## BEGIN
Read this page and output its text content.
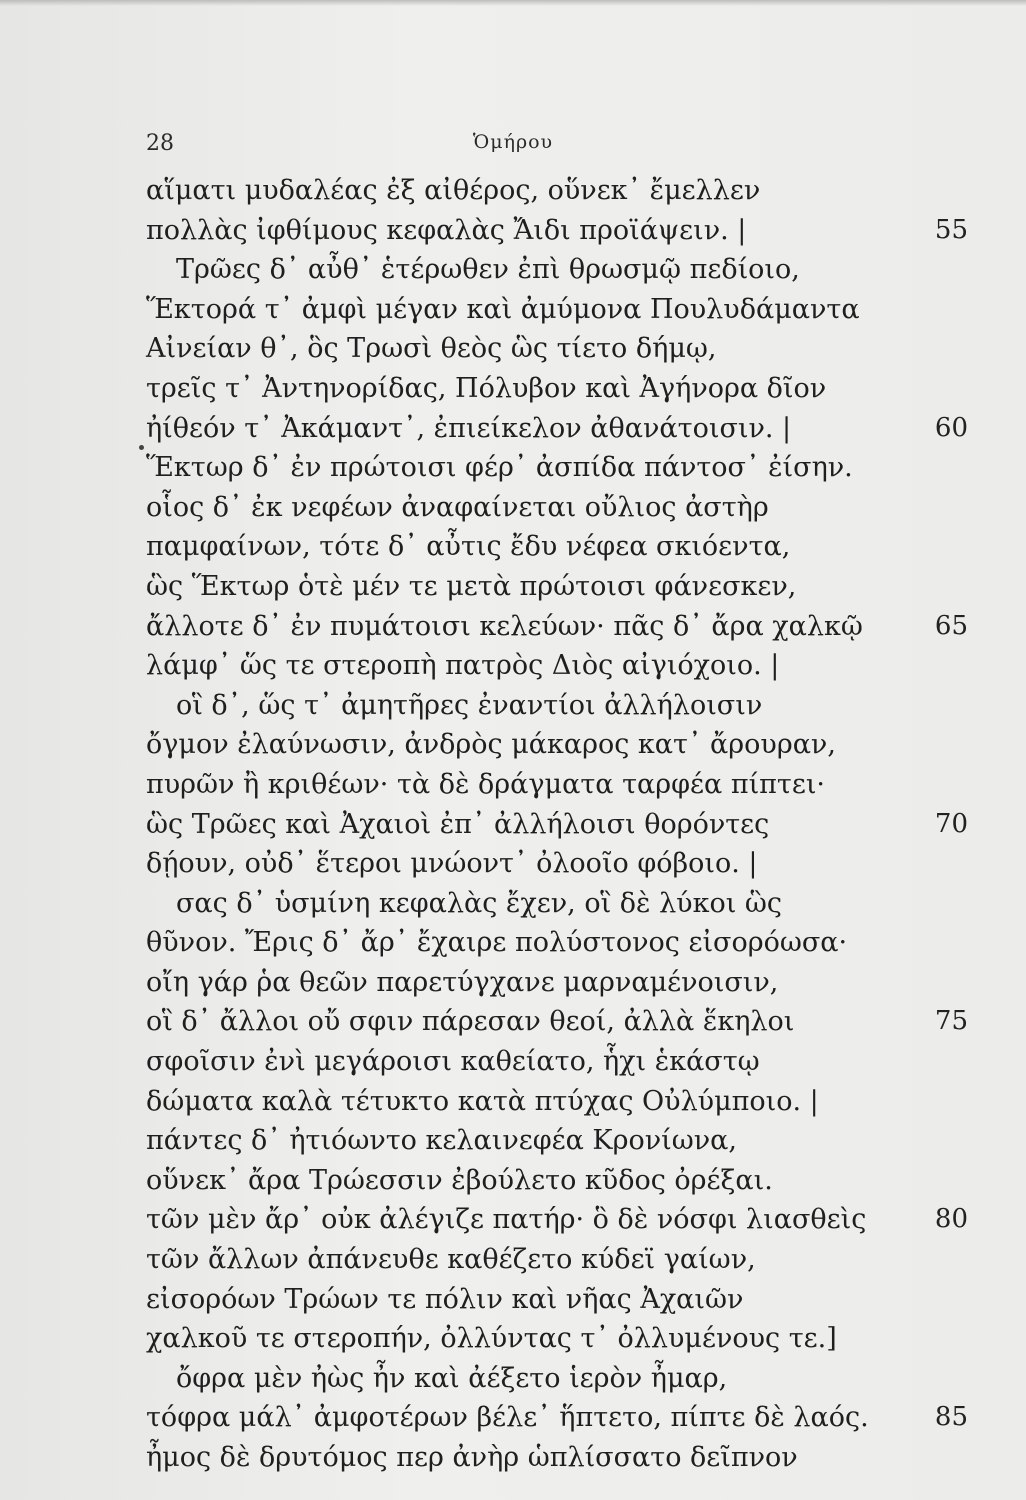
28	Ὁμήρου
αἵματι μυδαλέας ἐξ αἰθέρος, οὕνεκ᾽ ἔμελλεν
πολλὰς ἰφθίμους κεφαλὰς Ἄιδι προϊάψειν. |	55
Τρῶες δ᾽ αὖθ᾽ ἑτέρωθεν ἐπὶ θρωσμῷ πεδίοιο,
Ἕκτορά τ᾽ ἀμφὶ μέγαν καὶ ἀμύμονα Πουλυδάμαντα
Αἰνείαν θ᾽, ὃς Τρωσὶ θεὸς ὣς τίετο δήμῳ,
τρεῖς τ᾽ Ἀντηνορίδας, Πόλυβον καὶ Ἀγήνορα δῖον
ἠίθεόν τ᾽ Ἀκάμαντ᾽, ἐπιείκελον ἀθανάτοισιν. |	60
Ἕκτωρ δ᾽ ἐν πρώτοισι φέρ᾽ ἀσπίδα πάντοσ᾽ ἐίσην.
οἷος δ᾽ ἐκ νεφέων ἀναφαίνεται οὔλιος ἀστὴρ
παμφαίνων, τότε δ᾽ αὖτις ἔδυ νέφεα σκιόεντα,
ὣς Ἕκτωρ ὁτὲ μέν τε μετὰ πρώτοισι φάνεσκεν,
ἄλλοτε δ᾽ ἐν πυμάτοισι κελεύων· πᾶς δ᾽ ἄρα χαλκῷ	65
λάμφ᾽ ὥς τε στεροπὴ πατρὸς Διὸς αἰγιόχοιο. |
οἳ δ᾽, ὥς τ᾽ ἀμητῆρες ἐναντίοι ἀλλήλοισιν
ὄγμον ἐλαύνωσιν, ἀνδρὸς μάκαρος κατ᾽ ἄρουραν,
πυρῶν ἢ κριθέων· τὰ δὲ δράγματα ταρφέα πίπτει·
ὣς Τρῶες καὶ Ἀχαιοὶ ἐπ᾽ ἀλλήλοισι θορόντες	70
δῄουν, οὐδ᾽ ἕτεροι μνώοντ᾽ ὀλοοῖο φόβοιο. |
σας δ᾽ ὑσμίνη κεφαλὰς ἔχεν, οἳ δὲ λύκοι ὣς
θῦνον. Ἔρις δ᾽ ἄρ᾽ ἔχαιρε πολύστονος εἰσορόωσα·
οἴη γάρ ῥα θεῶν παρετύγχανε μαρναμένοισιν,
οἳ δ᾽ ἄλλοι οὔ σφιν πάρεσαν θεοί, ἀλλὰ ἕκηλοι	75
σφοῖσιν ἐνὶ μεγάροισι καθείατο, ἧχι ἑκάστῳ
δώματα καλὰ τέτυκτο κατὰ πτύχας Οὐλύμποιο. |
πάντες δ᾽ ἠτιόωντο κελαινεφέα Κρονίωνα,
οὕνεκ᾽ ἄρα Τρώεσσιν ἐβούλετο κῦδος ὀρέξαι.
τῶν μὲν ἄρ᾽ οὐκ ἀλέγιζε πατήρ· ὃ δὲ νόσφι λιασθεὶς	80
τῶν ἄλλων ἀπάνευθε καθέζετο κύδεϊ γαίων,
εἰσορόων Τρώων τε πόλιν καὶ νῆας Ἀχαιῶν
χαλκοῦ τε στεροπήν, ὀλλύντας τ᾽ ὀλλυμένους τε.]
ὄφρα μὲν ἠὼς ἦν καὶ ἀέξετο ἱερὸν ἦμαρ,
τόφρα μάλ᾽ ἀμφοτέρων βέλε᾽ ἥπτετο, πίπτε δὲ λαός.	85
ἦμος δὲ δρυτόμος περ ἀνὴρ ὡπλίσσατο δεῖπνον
## END
## BEGIN
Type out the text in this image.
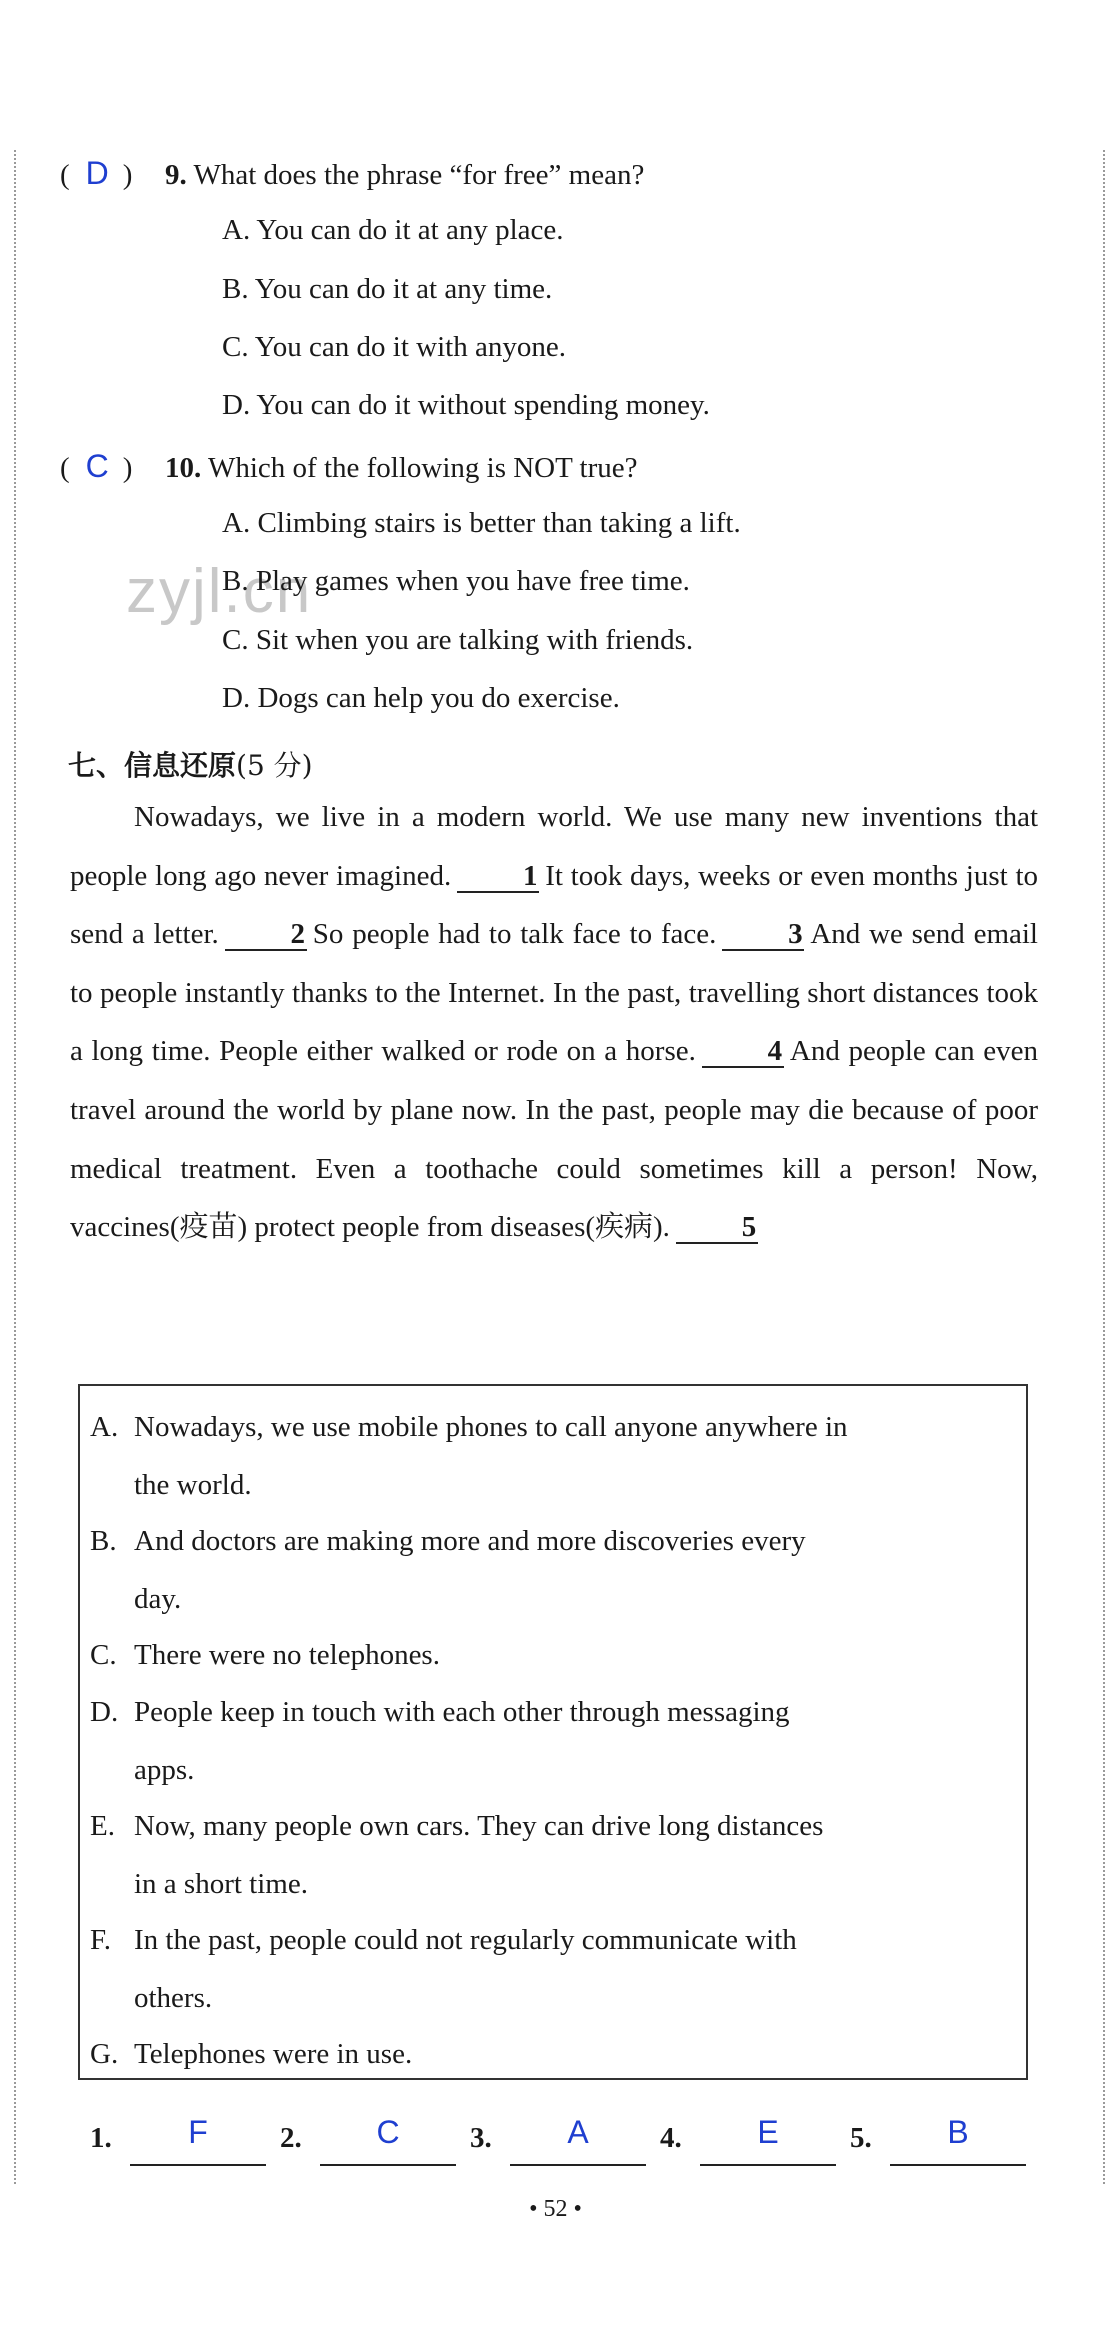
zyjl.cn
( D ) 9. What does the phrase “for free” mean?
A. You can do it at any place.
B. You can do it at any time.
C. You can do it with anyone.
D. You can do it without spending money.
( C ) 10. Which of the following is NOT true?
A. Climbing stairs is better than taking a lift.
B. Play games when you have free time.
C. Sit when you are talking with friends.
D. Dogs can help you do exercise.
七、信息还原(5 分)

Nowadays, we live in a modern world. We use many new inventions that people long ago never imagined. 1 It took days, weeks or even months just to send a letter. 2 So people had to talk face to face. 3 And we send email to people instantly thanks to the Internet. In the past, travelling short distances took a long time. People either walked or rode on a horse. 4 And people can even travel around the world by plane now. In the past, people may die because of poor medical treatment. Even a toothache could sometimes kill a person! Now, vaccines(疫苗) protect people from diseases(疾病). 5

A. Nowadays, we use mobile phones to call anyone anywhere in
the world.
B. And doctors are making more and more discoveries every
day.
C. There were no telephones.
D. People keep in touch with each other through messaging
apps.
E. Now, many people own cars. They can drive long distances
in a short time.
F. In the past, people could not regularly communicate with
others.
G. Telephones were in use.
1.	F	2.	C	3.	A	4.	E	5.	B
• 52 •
## END
> **What needs to be done**:
For each line above that contains the word "Nowadays", copy that line.

> **Answer to the task**:
Nowadays, we live in a modern world. We use many new inventions that people long ago never imagined. 1 It took days, weeks or even months just to send a letter. 2 So people had to talk face to face. 3 And we send email to people instantly thanks to the Internet. In the past, travelling short distances took a long time. People either walked or rode on a horse. 4 And people can even travel around the world by plane now. In the past, people may die because of poor medical treatment. Even a toothache could sometimes kill a person! Now, vaccines(疫苗) protect people from diseases(疾病). 5
A. Nowadays, we use mobile phones to call anyone anywhere in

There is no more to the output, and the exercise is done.